Document segment:

==================================================

Something Thai Inc.

Iowan Satisfies Taste for Thai

By Mark Kawar
World-Herald staff writer
October 10, 2003

Iowan Satisfies Taste for ThaiCARROLL, Iowa - Here in the heart of meat-and-potatoes country, it's a pretty safe bet that Lisa Danzer is the only person who makes her living selling fish sauce and lemon grass.

Carroll has no Thai restaurants, no Thai residents and practically no Asian influence at all.

Yet Danzer, a blond Carroll native who tasted her first Thai food less than two years ago, is co-owner of one of the few companies in the country that import Thai food, supplying restaurants, frozen-food makers and consumers with everything from dried shrimp to pickled ginger.

Her company - Something Thai - and another Thai food importer she works for - Temple of Thai - both have their headquarters in this town of 10,000 about 100 miles northeast of Omaha.

"It's a wonderful thing," said Danzer, sipping a bowl of bright-yellow egg drop soup at one of Carroll's two Chinese restaurants, "how you can live anywhere and work over the Internet."

==================================================

Recorded data:
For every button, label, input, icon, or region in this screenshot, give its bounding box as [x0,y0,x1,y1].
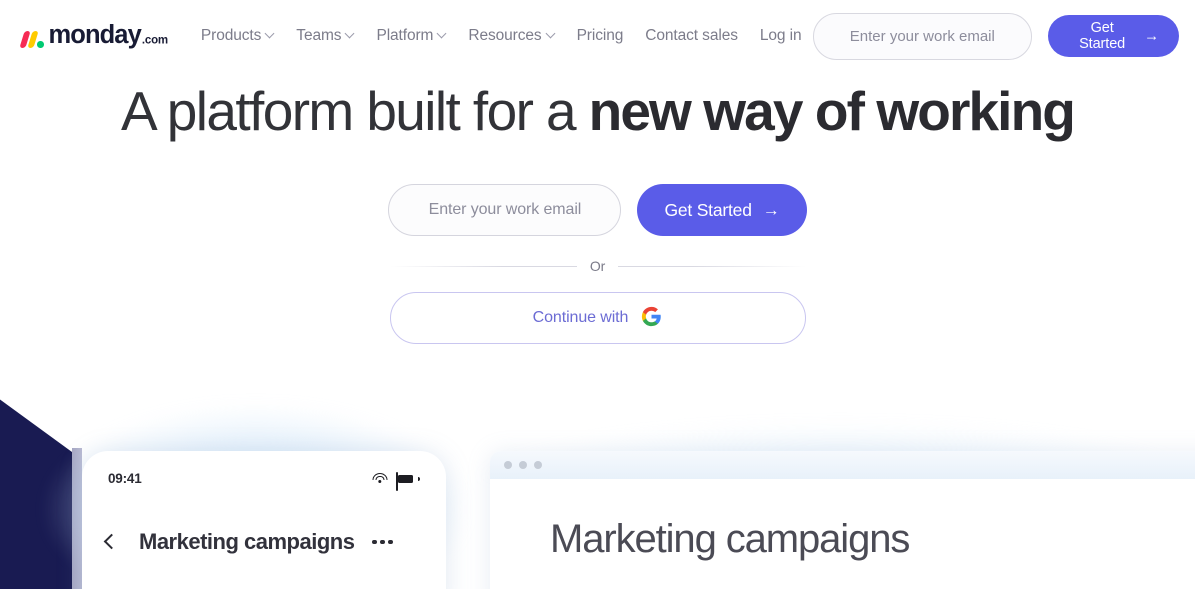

==================================================

Instructions to follow: Please reproduce the Thai food article word for word, between "Iowan Satisfies Taste for ThaiCARROLL, Iowa" and "northeast of Omaha.", inclusive.

Solution to this problem:
Iowan Satisfies Taste for ThaiCARROLL, Iowa - Here in the heart of meat-and-potatoes country, it's a pretty safe bet that Lisa Danzer is the only person who makes her living selling fish sauce and lemon grass.

Carroll has no Thai restaurants, no Thai residents and practically no Asian influence at all.

Yet Danzer, a blond Carroll native who tasted her first Thai food less than two years ago, is co-owner of one of the few companies in the country that import Thai food, supplying restaurants, frozen-food makers and consumers with everything from dried shrimp to pickled ginger.

Her company - Something Thai - and another Thai food importer she works for - Temple of Thai - both have their headquarters in this town of 10,000 about 100 miles northeast of Omaha.